=== Task details ===
Translate into Spanish this sentence from the section on running TensorRT with DLA below: "DLA support is currently limited to networks running in FP16 and INT8 mode."

=== Document section ===
BEGIN

Building and Launching the Loadable#

There are several ways to build and launch a DLA loadable, either embedded in a TensorRT engine or a standalone form.

Refer to the DLA Standalone Mode section to generate a standalone DLA loadable outside TensorRT.

Using trtexec#

To allow trtexec to use the DLA, you can use the –useDLACore flag. For example, to run the ResNet-50 network on DLA core 0 in FP16 mode, with GPU Fallback Mode for unsupported layers, run:

./trtexec --onnx=data/resnet50/ResNet50.onnx --useDLACore=0 --fp16 --allowGPUFallback

The trtexec tool has additional arguments for running networks on DLA. For more information, refer to The trtexec Command-Line Tool section.

Using the TensorRT API#

You can use the TensorRT API to build and run inference with DLA and to enable DLA at the layer level. The relevant APIs and samples are provided in the following sections.

Running on DLA during TensorRT Inference#

The TensorRT builder can be configured to enable inference on DLA. DLA support is currently limited to networks running in FP16 and INT8 mode. The DeviceType enumeration is used to specify the device on which the network or layer executes. The following API functions in the IBuilderConfig class can be used to configure the network to use DLA:

  • setDeviceType(ILayer* layer, DeviceType deviceType): This function sets the deviceType on which the layer must execute.

  • getDeviceType(const ILayer* layer): This function can be used to return the deviceType that this layer executes on. If the layer is executing on the GPU, this returns DeviceType::kGPU.

END

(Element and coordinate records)
BEGIN

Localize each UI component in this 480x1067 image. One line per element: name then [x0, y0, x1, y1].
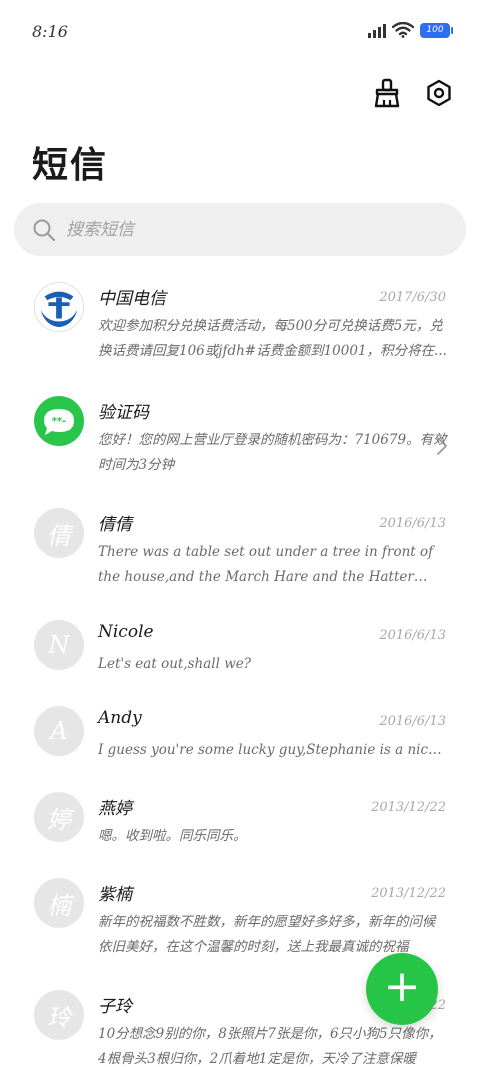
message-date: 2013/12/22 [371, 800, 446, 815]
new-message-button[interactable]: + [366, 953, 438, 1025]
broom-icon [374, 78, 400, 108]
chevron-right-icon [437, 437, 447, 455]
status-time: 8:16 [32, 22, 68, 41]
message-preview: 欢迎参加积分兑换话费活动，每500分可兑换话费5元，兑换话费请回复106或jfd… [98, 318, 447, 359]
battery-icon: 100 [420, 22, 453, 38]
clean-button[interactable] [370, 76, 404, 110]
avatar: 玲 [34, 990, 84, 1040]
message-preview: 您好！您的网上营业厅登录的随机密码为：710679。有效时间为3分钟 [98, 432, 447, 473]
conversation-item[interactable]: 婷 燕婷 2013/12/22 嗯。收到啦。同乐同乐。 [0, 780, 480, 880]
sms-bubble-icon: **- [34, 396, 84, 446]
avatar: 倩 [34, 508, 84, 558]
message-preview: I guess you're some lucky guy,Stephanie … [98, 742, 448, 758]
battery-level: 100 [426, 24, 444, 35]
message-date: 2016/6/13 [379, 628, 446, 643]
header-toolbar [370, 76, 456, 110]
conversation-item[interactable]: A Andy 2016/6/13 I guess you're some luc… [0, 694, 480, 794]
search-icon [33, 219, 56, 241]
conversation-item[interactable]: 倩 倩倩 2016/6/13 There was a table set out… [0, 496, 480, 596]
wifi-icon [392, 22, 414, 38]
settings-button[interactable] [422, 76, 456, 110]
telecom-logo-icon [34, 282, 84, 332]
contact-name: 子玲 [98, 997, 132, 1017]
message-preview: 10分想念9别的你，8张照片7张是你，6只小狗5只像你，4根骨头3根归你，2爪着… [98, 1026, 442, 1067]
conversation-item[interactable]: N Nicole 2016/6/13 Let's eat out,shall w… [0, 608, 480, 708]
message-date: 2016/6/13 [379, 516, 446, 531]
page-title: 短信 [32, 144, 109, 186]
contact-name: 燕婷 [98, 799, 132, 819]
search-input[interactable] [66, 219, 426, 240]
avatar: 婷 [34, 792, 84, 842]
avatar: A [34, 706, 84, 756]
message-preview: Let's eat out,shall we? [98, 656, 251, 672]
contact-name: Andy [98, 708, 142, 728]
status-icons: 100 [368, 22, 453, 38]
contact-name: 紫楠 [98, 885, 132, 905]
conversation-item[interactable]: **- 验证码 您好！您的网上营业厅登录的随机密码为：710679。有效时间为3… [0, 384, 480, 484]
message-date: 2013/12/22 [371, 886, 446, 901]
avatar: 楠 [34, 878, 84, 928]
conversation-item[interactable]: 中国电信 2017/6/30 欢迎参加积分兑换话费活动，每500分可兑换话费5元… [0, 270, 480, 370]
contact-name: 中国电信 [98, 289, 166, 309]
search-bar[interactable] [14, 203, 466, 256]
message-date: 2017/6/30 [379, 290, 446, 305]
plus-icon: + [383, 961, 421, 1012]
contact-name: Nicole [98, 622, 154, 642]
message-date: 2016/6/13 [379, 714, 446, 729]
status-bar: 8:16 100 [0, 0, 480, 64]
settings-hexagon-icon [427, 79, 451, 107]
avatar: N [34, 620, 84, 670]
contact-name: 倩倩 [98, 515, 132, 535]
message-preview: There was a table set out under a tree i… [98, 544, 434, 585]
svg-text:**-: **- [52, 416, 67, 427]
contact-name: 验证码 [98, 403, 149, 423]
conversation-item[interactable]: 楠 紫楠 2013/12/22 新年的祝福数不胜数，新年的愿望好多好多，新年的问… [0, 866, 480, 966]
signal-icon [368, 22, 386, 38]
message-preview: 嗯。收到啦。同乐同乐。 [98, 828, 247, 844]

END

=== Solution to the exercise ===
La compatibilidad con DLA se limita actualmente a las redes que se ejecutan en modo FP16 e INT8.